[[ DOCUMENT EXTRACT open ]]

By Berry Friesen (February 11, 2015)
Jesus broke evil’s stranglehold, enabling us to break free of its power and imagine other ways of living. In the words of the Apostle Paul, Jesus “disarmed the rulers and authorities and made a public example of them, triumphing over them” in the cross (Col. 2:14-15). That’s how Jesus changed the world.
Yet every hour of every day, the empire tells us it has not been humiliated by the Way of Jesus, that it retains its legitimacy as the world's Savior and Lord.
So it brings us the story of a Jordanian pilot, burned alive by ISIS. By frequent repetition of this story, the empire reminds us of the horrors we may face if it does not make war on our behalf. Never mind that it sets people on fire too using drone-based Hellfire missiles; 13-year-old Mohammed Toiman al-Jahni, incinerated January 26 in Yemen, is one of its victims. And never mind that it burned alive many hundreds of thousands of people in Dresden, Tokyo, Hiroshima, Nagasaki, across Southeast Asia, in Fallujah.
And the empire brings us images of President Obama speaking gravely of the need to insert more weaponry into the Ukrainian conflict because of “Putin’s aggression” against the people of the Ukraine. The empire expects we will not take the time to learn that it was Obama–not Putin–who conspired to bring down the elected government of the Ukraine in February, 2014. It assumes we know better than to break ranks and identify Russia as the target of Obama’s aggression: NATO military forces all along its borders, global attacks on its currency, economic sanctions, and the arming of neo-Nazis on its doorstep.
“Wait,” you may be saying, “most Christians do believe what the empire is saying. But they also believe none of this has anything to do with the salvation of Jesus Christ, which is about our bondage to sin and about our eternal destiny, not the passing political issues of the day.”

[[ DOCUMENT EXTRACT closed ]]
[[ MATERIAL SHOWN open ]]

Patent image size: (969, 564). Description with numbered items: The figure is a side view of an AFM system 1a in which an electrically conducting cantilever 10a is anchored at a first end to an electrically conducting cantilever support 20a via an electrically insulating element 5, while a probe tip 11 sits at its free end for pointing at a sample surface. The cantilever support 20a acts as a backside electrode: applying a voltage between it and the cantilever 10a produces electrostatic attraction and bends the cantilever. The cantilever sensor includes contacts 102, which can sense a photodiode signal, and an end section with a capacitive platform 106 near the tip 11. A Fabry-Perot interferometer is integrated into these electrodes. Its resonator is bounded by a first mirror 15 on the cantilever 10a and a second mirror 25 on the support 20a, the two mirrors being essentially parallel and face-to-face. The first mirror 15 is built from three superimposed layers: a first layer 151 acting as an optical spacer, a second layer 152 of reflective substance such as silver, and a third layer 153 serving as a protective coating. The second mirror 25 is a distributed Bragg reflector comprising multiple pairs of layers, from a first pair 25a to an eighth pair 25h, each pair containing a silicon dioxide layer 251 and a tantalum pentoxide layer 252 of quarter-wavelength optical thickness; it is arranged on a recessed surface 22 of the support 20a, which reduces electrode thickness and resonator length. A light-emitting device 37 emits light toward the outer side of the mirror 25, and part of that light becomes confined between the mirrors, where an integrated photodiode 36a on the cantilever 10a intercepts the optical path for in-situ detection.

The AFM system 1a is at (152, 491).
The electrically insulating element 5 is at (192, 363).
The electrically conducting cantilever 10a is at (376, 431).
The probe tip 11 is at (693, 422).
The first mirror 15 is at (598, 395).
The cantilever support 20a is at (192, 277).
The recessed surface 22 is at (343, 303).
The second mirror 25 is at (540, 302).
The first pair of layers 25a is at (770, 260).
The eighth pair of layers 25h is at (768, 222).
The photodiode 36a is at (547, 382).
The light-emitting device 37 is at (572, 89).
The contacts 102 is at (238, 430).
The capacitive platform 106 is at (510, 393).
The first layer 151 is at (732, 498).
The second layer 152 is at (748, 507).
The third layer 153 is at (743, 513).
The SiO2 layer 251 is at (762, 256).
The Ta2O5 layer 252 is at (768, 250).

[[ MATERIAL SHOWN closed ]]

PROBLEM DETAILS:
Retype the passage of the essay on Jesus and the empire from "Jesus broke evil’s" up to and including "changed the world.", without changing a word.

ANSWER BOX:
Jesus broke evil’s stranglehold, enabling us to break free of its power and imagine other ways of living. In the words of the Apostle Paul, Jesus “disarmed the rulers and authorities and made a public example of them, triumphing over them” in the cross (Col. 2:14-15). That’s how Jesus changed the world.